(begin)
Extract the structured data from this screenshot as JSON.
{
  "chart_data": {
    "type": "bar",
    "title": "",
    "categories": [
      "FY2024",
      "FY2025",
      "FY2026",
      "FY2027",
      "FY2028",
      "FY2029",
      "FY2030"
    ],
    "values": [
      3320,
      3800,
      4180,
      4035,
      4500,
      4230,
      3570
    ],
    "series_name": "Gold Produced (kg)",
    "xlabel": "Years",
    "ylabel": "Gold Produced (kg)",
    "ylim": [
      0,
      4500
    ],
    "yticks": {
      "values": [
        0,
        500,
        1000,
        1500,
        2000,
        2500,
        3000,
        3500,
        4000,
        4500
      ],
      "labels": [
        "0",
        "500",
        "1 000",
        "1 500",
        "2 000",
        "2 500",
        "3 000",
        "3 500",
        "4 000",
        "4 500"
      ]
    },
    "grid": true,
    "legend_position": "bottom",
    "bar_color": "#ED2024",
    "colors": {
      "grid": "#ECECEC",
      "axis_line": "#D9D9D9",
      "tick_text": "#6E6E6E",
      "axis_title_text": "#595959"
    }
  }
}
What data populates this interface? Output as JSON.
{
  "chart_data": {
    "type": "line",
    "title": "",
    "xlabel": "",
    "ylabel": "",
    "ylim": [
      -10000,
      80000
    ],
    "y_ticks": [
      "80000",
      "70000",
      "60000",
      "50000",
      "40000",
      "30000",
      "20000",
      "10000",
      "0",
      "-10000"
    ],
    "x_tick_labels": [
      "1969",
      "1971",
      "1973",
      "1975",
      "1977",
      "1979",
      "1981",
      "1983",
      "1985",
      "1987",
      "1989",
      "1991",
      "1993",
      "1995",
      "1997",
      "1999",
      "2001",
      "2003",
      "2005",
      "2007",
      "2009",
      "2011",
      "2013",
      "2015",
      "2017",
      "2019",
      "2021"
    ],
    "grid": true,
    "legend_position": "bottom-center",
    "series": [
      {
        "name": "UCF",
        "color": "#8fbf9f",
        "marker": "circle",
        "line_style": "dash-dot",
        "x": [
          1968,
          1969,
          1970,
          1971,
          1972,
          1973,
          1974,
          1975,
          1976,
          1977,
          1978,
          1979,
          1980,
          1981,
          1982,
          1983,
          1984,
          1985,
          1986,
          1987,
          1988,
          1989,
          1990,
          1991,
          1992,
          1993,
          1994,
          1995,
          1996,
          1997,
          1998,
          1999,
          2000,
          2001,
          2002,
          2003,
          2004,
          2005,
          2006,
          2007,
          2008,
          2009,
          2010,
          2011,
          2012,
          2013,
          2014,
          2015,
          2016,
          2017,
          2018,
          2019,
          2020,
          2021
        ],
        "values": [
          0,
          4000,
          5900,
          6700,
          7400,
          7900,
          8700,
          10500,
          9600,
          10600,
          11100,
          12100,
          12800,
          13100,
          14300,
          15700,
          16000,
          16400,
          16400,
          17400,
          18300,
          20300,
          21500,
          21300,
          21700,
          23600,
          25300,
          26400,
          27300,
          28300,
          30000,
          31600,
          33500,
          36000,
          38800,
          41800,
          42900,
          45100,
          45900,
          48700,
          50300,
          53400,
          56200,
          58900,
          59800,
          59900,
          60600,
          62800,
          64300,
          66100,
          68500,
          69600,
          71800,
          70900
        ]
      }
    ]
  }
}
(end)
Written request:
Return all of the entries word for word.

Task result:
Extract the structured data from this screenshot as JSON.
{
  "chart_data": {
    "type": "bar",
    "title": "",
    "categories": [
      "FY2024",
      "FY2025",
      "FY2026",
      "FY2027",
      "FY2028",
      "FY2029",
      "FY2030"
    ],
    "values": [
      3320,
      3800,
      4180,
      4035,
      4500,
      4230,
      3570
    ],
    "series_name": "Gold Produced (kg)",
    "xlabel": "Years",
    "ylabel": "Gold Produced (kg)",
    "ylim": [
      0,
      4500
    ],
    "yticks": {
      "values": [
        0,
        500,
        1000,
        1500,
        2000,
        2500,
        3000,
        3500,
        4000,
        4500
      ],
      "labels": [
        "0",
        "500",
        "1 000",
        "1 500",
        "2 000",
        "2 500",
        "3 000",
        "3 500",
        "4 000",
        "4 500"
      ]
    },
    "grid": true,
    "legend_position": "bottom",
    "bar_color": "#ED2024",
    "colors": {
      "grid": "#ECECEC",
      "axis_line": "#D9D9D9",
      "tick_text": "#6E6E6E",
      "axis_title_text": "#595959"
    }
  }
}
What data populates this interface? Output as JSON.
{
  "chart_data": {
    "type": "line",
    "title": "",
    "xlabel": "",
    "ylabel": "",
    "ylim": [
      -10000,
      80000
    ],
    "y_ticks": [
      "80000",
      "70000",
      "60000",
      "50000",
      "40000",
      "30000",
      "20000",
      "10000",
      "0",
      "-10000"
    ],
    "x_tick_labels": [
      "1969",
      "1971",
      "1973",
      "1975",
      "1977",
      "1979",
      "1981",
      "1983",
      "1985",
      "1987",
      "1989",
      "1991",
      "1993",
      "1995",
      "1997",
      "1999",
      "2001",
      "2003",
      "2005",
      "2007",
      "2009",
      "2011",
      "2013",
      "2015",
      "2017",
      "2019",
      "2021"
    ],
    "grid": true,
    "legend_position": "bottom-center",
    "series": [
      {
        "name": "UCF",
        "color": "#8fbf9f",
        "marker": "circle",
        "line_style": "dash-dot",
        "x": [
          1968,
          1969,
          1970,
          1971,
          1972,
          1973,
          1974,
          1975,
          1976,
          1977,
          1978,
          1979,
          1980,
          1981,
          1982,
          1983,
          1984,
          1985,
          1986,
          1987,
          1988,
          1989,
          1990,
          1991,
          1992,
          1993,
          1994,
          1995,
          1996,
          1997,
          1998,
          1999,
          2000,
          2001,
          2002,
          2003,
          2004,
          2005,
          2006,
          2007,
          2008,
          2009,
          2010,
          2011,
          2012,
          2013,
          2014,
          2015,
          2016,
          2017,
          2018,
          2019,
          2020,
          2021
        ],
        "values": [
          0,
          4000,
          5900,
          6700,
          7400,
          7900,
          8700,
          10500,
          9600,
          10600,
          11100,
          12100,
          12800,
          13100,
          14300,
          15700,
          16000,
          16400,
          16400,
          17400,
          18300,
          20300,
          21500,
          21300,
          21700,
          23600,
          25300,
          26400,
          27300,
          28300,
          30000,
          31600,
          33500,
          36000,
          38800,
          41800,
          42900,
          45100,
          45900,
          48700,
          50300,
          53400,
          56200,
          58900,
          59800,
          59900,
          60600,
          62800,
          64300,
          66100,
          68500,
          69600,
          71800,
          70900
        ]
      }
    ]
  }
}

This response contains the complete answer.